→ **Task**: Look through the data below. Show each line where the string "meta" occurs.

→ **Excerpted records**:

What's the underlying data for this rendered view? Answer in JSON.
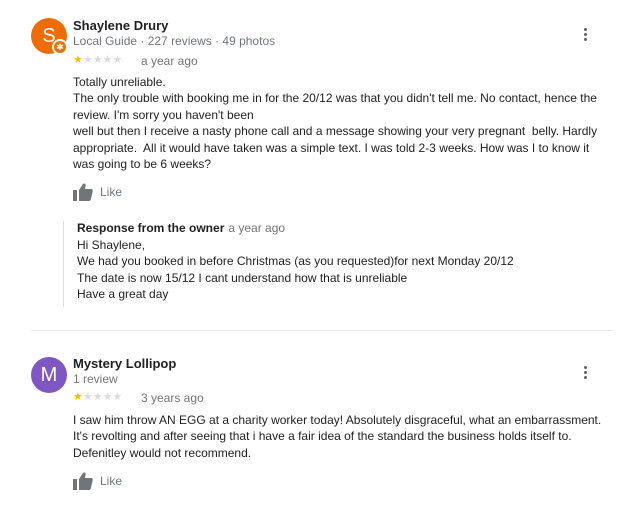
{
  "reviews": [
    {
      "author": "Shaylene Drury",
      "initial": "S",
      "avatar_color": "#ef6c00",
      "meta": "Local Guide · 227 reviews · 49 photos",
      "rating": 1,
      "rating_max": 5,
      "time": "a year ago",
      "text_lines": [
        "Totally unreliable.",
        "The only trouble with booking me in for the 20/12 was that you didn't tell me. No contact, hence the review. I'm sorry you haven't been",
        "well but then I receive a nasty phone call and a message showing your very pregnant  belly. Hardly appropriate.  All it would have taken was a simple text. I was told 2-3 weeks. How was I to know it was going to be 6 weeks?"
      ],
      "like_label": "Like",
      "response": {
        "title": "Response from the owner",
        "time": "a year ago",
        "lines": [
          "Hi Shaylene,",
          "We had you booked in before Christmas (as you requested)for next Monday 20/12",
          "The date is now 15/12 I cant understand how that is unreliable",
          "Have a great day"
        ]
      }
    },
    {
      "author": "Mystery Lollipop",
      "initial": "M",
      "avatar_color": "#7e57c2",
      "meta": "1 review",
      "rating": 1,
      "rating_max": 5,
      "time": "3 years ago",
      "text_lines": [
        "I saw him throw AN EGG at a charity worker today! Absolutely disgraceful, what an embarrassment. It's revolting and after seeing that i have a fair idea of the standard the business holds itself to. Defenitley would not recommend."
      ],
      "like_label": "Like"
    }
  ],
  "icons": {
    "local_guide_badge": "local-guide-badge-icon",
    "more": "more-vert-icon",
    "like": "thumbs-up-icon"
  }
}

→ **Result for this exercise**:
      "meta": "Local Guide · 227 reviews · 49 photos",
      "meta": "1 review",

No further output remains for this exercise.